## SHORT PROBLEM
Repeat the entries from the line containing "x-tick-label: Romania xyxy=(244,259,254,292)" through the line containing "x-tick-label: Ukraine xyxy=(112,259,122,288)", including both of those lines, and copy every line character for character.

## DATASET CONTENT
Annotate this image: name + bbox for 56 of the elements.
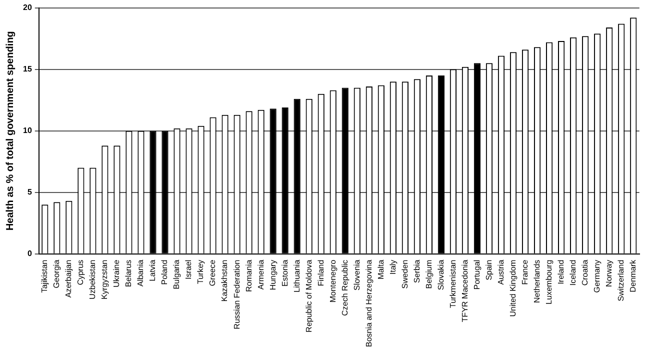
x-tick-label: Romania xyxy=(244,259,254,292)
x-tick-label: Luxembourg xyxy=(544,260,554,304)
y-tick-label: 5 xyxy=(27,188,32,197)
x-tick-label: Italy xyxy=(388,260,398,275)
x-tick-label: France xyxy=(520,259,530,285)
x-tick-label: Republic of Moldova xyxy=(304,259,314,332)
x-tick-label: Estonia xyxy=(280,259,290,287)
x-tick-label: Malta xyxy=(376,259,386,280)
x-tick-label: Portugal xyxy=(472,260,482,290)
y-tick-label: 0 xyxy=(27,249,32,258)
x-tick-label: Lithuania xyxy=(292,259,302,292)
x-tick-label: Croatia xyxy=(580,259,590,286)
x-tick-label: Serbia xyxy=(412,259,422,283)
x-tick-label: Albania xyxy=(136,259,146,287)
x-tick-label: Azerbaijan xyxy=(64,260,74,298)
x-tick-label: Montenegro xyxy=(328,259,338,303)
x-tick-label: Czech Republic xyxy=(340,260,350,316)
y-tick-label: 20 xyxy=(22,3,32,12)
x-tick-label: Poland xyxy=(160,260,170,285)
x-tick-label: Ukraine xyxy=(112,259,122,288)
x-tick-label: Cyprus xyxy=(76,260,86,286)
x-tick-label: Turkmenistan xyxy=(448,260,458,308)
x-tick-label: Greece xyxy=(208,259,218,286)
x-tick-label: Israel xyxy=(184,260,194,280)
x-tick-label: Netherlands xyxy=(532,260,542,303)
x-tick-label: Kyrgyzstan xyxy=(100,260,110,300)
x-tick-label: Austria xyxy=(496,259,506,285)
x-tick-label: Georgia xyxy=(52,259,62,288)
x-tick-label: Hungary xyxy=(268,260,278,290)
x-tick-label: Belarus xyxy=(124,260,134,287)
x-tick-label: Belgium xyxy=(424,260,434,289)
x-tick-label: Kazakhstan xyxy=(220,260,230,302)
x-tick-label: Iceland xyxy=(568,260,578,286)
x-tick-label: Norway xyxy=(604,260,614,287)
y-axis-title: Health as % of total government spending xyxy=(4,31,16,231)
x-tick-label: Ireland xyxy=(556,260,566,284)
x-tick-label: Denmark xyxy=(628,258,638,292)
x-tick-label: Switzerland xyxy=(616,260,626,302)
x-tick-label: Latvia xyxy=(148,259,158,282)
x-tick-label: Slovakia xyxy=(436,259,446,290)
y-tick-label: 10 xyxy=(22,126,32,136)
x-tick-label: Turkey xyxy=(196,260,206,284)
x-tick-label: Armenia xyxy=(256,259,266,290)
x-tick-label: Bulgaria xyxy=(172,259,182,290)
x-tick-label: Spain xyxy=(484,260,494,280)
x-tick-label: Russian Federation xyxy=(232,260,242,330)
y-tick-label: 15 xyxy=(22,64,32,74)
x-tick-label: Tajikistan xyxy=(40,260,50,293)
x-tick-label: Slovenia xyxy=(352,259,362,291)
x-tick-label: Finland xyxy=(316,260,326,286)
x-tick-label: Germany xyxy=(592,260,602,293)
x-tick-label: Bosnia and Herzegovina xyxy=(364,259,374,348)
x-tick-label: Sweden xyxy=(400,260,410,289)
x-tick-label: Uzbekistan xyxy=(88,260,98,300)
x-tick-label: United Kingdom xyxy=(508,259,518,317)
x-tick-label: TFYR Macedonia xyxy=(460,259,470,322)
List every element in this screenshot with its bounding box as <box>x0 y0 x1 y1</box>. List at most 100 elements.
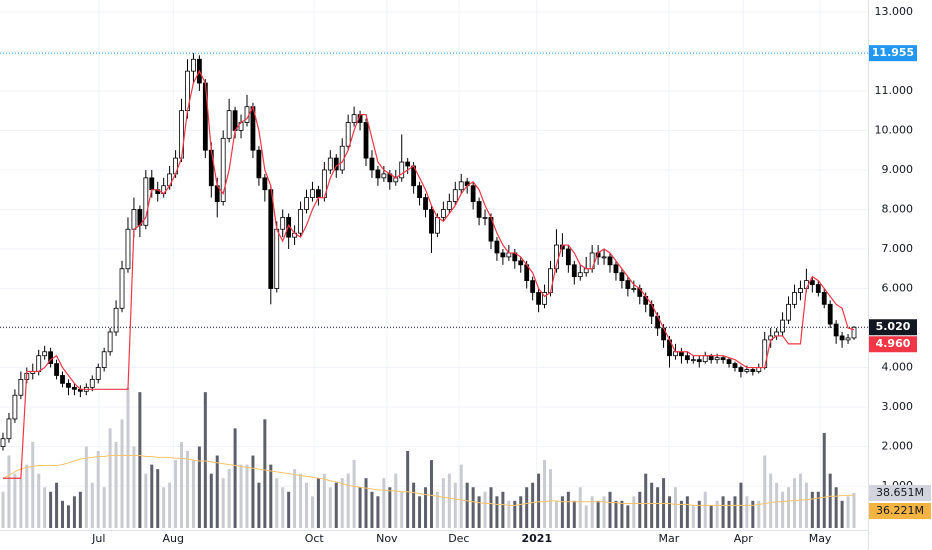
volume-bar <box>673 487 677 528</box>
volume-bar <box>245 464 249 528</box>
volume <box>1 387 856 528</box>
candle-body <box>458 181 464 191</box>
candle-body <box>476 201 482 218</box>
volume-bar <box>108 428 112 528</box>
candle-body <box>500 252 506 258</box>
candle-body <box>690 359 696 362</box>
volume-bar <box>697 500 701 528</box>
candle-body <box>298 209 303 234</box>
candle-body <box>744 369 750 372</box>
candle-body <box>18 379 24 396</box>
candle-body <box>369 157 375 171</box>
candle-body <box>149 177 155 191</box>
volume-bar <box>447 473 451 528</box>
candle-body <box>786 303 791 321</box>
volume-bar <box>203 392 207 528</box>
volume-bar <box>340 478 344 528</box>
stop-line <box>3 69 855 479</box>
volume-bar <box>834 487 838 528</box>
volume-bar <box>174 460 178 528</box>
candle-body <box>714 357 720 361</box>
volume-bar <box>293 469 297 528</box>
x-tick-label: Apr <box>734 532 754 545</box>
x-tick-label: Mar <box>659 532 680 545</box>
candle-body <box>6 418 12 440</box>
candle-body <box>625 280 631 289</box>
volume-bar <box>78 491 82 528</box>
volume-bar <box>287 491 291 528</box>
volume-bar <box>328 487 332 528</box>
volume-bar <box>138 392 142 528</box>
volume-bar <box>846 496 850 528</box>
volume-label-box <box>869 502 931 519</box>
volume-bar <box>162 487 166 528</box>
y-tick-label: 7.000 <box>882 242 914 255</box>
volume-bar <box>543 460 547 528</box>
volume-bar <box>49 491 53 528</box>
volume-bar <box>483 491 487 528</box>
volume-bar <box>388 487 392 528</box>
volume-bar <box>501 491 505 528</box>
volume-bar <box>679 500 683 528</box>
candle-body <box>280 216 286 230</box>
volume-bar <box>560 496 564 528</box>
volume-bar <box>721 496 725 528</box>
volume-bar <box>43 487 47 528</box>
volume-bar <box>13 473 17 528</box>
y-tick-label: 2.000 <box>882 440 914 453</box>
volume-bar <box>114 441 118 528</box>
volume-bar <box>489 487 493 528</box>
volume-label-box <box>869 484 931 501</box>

## COMPLETE OUTPUT
x-tick-label: Romania xyxy=(244,259,254,292)
x-tick-label: Luxembourg xyxy=(544,260,554,304)
y-tick-label: 5 xyxy=(27,188,32,197)
x-tick-label: Italy xyxy=(388,260,398,275)
x-tick-label: France xyxy=(520,259,530,285)
x-tick-label: Republic of Moldova xyxy=(304,259,314,332)
x-tick-label: Estonia xyxy=(280,259,290,287)
x-tick-label: Malta xyxy=(376,259,386,280)
x-tick-label: Portugal xyxy=(472,260,482,290)
y-tick-label: 0 xyxy=(27,249,32,258)
x-tick-label: Lithuania xyxy=(292,259,302,292)
x-tick-label: Croatia xyxy=(580,259,590,286)
x-tick-label: Serbia xyxy=(412,259,422,283)
x-tick-label: Albania xyxy=(136,259,146,287)
x-tick-label: Azerbaijan xyxy=(64,260,74,298)
x-tick-label: Montenegro xyxy=(328,259,338,303)
x-tick-label: Czech Republic xyxy=(340,260,350,316)
y-tick-label: 20 xyxy=(22,3,32,12)
x-tick-label: Poland xyxy=(160,260,170,285)
x-tick-label: Ukraine xyxy=(112,259,122,288)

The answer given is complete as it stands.